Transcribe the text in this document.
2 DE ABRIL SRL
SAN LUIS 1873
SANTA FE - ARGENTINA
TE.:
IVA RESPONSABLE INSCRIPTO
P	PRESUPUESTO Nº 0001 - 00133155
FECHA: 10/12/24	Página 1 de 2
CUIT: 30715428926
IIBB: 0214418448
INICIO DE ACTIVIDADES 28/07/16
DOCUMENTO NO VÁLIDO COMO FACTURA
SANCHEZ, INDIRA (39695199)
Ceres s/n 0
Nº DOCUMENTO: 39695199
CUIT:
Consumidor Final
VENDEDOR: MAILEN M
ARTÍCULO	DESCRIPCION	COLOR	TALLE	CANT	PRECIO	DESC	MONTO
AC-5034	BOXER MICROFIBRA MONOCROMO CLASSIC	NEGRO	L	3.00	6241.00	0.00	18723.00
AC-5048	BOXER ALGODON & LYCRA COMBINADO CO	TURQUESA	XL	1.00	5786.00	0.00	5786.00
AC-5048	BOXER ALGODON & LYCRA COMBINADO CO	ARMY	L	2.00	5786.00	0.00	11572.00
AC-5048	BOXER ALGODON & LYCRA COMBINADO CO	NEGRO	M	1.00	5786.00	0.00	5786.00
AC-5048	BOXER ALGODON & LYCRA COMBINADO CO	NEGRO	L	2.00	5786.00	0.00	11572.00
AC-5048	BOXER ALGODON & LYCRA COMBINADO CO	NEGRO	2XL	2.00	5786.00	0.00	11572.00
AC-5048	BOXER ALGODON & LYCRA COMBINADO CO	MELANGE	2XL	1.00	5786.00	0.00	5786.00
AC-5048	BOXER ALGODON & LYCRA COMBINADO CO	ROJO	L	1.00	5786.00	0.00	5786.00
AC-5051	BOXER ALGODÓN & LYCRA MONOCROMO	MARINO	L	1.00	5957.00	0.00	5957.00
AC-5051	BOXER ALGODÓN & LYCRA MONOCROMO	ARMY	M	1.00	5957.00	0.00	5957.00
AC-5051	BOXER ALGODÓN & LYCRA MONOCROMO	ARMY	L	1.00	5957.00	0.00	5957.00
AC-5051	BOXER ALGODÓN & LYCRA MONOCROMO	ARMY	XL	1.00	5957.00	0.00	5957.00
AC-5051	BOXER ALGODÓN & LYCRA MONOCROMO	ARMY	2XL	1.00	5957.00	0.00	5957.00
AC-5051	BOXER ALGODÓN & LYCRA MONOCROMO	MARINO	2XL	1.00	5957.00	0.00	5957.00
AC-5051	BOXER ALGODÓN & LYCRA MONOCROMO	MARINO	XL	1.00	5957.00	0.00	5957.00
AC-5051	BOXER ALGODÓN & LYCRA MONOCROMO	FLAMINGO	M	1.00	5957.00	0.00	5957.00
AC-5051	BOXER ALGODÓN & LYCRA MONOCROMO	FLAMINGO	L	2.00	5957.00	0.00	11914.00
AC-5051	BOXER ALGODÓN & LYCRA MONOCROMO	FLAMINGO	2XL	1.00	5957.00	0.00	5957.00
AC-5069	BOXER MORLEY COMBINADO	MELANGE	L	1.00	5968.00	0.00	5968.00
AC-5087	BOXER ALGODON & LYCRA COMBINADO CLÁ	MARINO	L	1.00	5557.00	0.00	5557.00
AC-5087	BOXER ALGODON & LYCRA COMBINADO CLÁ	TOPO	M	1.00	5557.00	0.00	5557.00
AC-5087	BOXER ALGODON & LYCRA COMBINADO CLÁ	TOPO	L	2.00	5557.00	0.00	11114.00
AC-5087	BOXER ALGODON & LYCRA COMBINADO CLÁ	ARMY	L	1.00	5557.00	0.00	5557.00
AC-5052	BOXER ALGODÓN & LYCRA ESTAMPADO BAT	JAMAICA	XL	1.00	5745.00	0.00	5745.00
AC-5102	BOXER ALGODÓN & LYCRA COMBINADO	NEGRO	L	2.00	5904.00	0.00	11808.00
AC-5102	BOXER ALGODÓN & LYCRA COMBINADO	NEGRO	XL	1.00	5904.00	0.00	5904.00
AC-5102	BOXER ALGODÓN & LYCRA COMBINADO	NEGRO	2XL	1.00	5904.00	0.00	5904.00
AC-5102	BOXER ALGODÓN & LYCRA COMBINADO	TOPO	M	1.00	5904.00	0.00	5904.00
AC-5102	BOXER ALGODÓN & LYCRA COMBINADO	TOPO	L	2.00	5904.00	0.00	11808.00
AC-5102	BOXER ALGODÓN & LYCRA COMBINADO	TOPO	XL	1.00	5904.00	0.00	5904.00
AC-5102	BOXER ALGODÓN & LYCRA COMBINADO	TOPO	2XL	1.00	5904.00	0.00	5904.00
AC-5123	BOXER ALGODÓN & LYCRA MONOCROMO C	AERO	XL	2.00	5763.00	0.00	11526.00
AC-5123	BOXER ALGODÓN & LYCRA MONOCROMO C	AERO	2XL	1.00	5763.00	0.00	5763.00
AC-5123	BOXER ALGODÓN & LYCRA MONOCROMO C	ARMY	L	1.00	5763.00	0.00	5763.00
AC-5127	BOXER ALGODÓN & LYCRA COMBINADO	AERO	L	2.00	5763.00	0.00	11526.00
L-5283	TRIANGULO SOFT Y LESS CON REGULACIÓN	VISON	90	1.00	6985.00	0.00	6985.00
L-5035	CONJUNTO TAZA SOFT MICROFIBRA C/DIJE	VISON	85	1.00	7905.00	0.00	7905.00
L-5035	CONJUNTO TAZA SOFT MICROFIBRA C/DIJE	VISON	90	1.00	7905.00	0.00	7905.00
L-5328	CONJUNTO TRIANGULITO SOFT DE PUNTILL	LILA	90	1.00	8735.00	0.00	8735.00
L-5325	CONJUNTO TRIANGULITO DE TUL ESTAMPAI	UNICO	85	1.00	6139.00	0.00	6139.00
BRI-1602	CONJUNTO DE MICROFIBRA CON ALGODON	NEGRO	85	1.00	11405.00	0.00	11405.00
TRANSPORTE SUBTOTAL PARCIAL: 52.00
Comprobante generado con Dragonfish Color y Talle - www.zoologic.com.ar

Work to complete
Give the count of lines holding the word "DIJE", with no other words.

Solved exercise
2